## PROBLEM REQUIREMENTS
Where the string "tällä" occurs in the material below, report the whole line.

## A block of data
* * * * * * * * *

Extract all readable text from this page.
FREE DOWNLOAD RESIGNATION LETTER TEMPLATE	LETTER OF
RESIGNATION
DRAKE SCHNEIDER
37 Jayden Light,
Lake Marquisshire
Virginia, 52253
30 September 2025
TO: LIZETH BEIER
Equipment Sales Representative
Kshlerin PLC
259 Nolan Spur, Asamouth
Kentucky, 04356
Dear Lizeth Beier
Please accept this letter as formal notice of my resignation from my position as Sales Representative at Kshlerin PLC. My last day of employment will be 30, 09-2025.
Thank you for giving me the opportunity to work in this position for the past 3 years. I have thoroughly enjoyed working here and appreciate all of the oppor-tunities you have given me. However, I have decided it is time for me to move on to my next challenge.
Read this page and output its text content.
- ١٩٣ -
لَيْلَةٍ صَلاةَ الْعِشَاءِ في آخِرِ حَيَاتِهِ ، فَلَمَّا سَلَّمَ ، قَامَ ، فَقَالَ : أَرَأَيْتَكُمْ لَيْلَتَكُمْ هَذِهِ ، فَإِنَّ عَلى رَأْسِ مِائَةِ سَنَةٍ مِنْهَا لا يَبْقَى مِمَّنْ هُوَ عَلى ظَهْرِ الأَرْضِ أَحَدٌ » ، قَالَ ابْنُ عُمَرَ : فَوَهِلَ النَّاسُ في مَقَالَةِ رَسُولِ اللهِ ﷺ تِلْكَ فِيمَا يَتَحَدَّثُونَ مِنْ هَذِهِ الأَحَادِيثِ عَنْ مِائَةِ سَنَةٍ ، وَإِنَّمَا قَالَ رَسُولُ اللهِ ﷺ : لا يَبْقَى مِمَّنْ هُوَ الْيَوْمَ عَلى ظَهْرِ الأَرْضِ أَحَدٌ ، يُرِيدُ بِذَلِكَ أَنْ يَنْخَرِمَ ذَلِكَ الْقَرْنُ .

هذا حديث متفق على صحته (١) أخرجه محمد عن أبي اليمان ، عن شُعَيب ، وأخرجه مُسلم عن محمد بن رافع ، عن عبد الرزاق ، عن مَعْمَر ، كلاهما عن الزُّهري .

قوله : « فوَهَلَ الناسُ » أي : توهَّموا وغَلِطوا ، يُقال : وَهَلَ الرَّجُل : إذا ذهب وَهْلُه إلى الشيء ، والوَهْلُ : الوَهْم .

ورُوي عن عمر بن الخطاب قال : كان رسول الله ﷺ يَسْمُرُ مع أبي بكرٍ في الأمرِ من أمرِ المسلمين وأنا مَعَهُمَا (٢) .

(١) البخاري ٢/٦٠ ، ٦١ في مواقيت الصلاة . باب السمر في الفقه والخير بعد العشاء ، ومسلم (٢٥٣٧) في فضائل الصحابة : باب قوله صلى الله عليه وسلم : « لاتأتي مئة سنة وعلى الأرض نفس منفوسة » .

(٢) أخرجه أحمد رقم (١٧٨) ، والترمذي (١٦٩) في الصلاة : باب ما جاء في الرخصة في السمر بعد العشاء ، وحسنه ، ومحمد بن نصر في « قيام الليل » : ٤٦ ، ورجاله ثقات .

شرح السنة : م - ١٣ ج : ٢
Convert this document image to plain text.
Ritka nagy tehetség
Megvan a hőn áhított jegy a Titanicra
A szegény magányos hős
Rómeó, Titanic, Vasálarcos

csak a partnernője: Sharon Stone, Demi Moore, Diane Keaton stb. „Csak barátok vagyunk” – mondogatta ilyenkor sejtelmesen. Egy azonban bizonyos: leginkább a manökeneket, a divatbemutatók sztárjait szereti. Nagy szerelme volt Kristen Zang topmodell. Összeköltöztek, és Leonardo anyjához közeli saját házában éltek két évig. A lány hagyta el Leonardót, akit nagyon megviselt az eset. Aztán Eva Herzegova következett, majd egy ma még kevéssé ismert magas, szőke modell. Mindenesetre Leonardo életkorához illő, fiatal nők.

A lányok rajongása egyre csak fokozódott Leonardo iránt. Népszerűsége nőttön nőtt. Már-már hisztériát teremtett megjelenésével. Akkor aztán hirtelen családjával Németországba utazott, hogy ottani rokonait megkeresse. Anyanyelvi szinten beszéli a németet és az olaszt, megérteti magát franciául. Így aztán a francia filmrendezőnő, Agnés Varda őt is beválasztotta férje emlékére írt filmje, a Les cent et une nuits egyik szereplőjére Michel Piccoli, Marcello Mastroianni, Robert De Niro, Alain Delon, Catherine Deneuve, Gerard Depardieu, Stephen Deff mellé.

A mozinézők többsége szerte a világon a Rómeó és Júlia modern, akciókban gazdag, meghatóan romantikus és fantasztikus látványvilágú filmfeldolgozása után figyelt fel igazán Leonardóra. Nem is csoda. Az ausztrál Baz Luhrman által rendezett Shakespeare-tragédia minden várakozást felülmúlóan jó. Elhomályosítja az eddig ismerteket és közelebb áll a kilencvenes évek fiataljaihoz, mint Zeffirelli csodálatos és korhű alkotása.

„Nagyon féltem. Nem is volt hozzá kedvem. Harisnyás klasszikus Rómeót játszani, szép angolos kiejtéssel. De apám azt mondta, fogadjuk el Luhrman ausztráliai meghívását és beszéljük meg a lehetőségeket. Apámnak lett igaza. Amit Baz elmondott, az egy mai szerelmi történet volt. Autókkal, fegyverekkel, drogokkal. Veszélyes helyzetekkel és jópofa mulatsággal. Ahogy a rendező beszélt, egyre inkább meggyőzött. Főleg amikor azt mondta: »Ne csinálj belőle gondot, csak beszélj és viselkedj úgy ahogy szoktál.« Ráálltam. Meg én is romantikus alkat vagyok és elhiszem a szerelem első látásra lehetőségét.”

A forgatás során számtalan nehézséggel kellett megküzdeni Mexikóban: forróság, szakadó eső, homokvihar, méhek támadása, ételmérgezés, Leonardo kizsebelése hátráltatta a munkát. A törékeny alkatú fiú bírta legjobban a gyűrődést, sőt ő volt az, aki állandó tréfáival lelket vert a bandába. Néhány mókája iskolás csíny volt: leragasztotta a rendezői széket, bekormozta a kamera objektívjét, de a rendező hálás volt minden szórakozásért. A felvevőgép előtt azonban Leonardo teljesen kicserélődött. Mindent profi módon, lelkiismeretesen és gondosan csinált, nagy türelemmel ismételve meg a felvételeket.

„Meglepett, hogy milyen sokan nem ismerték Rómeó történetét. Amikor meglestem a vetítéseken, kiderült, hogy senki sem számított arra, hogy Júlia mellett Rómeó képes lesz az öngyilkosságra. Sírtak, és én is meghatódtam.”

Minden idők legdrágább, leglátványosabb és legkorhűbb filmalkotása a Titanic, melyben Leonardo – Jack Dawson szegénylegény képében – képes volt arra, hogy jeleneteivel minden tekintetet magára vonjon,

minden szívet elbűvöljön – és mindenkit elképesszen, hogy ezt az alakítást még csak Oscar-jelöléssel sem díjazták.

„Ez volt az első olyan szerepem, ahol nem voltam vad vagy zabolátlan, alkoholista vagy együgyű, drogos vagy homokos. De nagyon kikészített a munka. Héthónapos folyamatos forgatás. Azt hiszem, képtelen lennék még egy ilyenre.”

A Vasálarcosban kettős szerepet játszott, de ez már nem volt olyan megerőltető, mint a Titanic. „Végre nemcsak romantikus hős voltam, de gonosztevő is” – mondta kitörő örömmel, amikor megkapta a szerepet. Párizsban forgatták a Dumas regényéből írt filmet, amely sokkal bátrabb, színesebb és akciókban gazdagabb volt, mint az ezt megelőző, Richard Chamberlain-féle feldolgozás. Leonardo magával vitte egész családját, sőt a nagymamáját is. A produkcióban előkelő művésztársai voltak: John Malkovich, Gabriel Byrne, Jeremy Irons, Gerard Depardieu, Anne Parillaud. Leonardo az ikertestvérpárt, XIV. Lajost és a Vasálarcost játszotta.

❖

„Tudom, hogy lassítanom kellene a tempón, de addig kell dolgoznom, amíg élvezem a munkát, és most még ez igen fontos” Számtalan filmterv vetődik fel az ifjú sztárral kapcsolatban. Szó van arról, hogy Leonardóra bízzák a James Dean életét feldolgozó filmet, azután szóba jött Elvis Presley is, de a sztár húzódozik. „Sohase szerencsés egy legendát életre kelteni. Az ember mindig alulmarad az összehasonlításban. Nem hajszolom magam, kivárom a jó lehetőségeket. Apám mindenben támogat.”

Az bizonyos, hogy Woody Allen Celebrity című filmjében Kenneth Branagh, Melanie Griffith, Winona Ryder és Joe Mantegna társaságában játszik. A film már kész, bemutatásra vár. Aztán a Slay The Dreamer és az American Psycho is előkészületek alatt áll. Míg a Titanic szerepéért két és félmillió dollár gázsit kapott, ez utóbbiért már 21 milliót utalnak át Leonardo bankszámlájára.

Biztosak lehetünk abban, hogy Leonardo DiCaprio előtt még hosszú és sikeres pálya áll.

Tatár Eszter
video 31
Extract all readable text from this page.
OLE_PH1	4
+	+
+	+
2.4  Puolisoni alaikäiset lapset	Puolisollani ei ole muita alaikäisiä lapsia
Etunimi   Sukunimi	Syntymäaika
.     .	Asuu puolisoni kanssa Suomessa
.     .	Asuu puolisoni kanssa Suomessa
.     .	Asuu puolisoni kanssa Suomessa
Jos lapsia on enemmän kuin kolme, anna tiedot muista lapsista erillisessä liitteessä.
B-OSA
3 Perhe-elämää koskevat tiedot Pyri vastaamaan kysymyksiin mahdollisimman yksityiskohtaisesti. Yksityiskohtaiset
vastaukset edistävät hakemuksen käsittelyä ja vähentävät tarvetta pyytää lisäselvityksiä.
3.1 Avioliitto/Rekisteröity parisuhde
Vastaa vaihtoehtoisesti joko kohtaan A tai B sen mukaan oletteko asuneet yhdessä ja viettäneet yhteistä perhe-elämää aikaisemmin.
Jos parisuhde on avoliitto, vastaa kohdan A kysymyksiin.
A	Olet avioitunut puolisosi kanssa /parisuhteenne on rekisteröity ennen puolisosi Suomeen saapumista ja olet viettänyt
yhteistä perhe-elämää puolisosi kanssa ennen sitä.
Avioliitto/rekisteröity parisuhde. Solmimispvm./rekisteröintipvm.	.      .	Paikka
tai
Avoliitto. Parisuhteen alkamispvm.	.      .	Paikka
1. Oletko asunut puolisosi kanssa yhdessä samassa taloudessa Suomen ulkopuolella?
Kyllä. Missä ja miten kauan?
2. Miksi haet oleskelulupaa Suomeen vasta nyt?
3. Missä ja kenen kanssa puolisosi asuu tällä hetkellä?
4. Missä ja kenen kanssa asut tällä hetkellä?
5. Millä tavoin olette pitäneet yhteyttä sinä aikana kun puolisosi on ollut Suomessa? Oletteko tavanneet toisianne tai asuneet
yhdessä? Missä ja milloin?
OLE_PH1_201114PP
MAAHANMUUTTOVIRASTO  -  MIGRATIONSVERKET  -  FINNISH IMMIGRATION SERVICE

* * * * * * * * *

## RESPONSE FOR THIS EXERCISE
3. Missä ja kenen kanssa puolisosi asuu tällä hetkellä?
4. Missä ja kenen kanssa asut tällä hetkellä?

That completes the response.